# Start of RECORDS PROVIDED

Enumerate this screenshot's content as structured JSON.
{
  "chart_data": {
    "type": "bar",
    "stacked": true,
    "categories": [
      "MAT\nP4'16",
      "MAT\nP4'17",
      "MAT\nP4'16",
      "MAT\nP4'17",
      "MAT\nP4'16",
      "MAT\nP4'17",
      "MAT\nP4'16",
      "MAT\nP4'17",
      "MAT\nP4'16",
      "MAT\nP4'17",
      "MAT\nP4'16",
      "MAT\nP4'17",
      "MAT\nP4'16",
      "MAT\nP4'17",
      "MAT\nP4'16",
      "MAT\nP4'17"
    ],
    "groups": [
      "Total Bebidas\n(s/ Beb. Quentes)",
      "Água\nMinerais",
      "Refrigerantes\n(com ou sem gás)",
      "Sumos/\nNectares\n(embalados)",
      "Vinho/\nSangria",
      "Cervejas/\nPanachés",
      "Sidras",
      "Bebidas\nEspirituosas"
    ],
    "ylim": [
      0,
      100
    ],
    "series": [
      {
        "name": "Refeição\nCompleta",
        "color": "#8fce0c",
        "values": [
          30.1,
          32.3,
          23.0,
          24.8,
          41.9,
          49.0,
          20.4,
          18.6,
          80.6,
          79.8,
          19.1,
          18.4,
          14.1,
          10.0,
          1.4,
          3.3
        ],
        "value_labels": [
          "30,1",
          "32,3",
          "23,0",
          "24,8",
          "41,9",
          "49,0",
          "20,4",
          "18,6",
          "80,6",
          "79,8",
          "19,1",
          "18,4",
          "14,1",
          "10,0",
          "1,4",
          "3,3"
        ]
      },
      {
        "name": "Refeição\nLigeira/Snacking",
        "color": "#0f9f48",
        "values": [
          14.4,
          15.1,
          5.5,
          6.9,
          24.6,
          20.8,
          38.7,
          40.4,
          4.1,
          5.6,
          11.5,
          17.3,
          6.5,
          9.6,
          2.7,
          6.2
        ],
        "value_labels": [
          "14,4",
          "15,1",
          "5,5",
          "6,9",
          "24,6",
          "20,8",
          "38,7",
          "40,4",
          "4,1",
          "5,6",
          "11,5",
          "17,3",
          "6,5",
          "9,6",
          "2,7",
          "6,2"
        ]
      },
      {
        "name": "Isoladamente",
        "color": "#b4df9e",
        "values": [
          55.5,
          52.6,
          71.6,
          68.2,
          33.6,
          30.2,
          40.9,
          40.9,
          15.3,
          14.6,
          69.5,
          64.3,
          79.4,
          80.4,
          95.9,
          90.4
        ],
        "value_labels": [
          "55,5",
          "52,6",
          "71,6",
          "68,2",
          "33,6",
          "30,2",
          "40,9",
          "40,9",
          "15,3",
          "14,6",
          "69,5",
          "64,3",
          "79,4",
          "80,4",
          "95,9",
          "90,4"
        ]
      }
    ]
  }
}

# End of RECORDS PROVIDED
# Start of RECORDS PROVIDED

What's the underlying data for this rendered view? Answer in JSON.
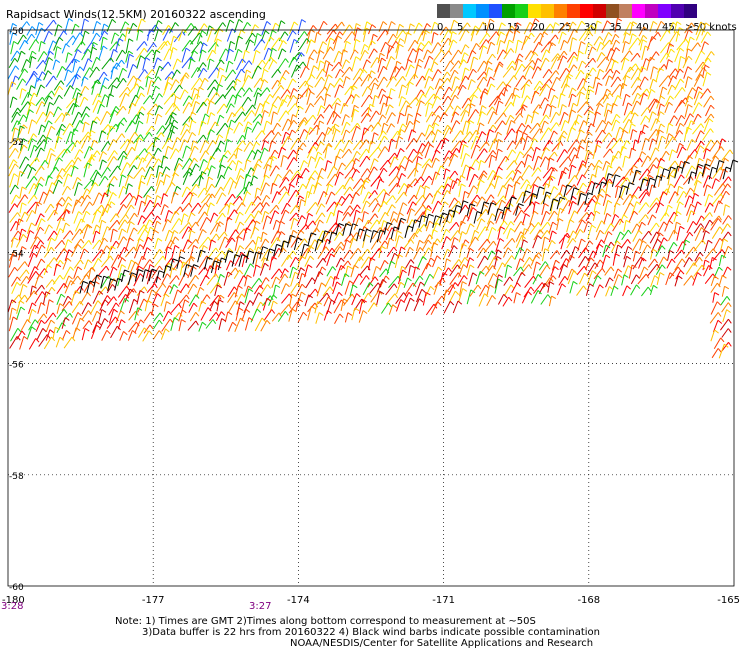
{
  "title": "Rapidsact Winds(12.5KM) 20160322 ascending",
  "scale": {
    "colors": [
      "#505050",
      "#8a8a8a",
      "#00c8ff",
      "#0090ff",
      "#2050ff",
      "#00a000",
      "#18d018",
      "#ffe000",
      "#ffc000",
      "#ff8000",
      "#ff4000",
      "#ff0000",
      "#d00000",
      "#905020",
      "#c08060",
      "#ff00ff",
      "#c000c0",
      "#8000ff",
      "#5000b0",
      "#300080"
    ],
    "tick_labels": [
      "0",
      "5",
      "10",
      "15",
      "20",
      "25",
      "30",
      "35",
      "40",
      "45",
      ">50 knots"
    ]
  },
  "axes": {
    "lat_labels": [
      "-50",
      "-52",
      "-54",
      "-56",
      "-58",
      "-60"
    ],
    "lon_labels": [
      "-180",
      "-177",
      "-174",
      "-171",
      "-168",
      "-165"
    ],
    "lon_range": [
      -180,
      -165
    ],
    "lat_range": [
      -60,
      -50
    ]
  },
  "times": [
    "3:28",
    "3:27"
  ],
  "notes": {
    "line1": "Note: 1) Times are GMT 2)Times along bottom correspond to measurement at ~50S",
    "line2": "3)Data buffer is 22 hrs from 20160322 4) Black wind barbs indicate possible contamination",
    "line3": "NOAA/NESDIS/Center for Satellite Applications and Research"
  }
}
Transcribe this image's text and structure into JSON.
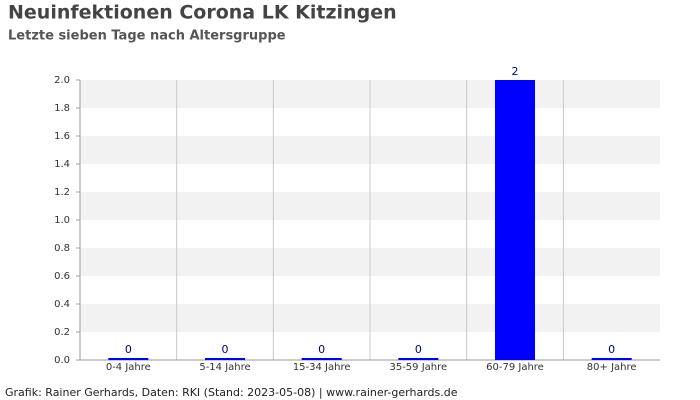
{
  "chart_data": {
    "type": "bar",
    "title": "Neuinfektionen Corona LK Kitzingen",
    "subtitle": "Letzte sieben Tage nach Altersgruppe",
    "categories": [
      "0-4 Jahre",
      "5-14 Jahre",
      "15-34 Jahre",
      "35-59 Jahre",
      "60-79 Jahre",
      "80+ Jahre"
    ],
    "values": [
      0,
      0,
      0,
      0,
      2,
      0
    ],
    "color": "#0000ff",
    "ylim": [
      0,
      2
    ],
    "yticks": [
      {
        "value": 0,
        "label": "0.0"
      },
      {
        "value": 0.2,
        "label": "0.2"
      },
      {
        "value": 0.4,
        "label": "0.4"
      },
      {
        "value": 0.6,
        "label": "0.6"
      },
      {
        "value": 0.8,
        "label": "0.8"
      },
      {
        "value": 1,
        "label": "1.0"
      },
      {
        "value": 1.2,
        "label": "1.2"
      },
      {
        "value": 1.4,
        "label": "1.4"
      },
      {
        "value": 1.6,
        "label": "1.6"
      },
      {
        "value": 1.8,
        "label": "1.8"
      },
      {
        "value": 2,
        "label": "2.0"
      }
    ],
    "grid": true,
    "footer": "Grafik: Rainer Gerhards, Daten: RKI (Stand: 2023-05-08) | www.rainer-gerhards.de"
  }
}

# End of RECORDS PROVIDED
# Start of RECORDS PROVIDED

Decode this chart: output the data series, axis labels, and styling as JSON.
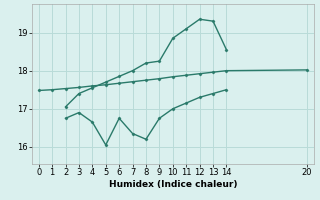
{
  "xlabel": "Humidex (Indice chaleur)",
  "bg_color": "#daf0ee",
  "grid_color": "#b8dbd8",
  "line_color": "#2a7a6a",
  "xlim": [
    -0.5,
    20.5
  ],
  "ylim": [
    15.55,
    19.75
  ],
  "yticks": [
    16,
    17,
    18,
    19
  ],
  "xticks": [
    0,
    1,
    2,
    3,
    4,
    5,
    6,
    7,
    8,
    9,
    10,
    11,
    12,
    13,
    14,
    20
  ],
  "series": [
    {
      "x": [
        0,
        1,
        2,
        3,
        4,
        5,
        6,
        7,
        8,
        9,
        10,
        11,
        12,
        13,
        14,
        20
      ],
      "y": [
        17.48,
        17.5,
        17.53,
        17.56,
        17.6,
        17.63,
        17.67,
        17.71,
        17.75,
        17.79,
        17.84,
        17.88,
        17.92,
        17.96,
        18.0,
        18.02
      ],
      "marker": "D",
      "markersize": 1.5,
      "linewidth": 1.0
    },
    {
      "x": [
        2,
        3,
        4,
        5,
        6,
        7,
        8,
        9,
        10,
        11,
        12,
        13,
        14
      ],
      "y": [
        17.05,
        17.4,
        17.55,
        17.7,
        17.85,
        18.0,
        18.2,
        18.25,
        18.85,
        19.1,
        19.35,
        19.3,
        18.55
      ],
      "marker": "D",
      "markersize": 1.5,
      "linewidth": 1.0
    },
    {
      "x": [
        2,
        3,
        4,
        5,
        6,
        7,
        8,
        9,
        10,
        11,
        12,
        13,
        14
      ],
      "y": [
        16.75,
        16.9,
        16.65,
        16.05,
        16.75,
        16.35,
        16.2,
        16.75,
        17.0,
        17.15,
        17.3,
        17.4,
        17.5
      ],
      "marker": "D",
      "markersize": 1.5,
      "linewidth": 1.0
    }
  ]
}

# End of RECORDS PROVIDED

Consider the entries above and return each line with the string "Refeição".

## EXERCISE RESULT
        "name": "Refeição\nCompleta",
        "name": "Refeição\nLigeira/Snacking",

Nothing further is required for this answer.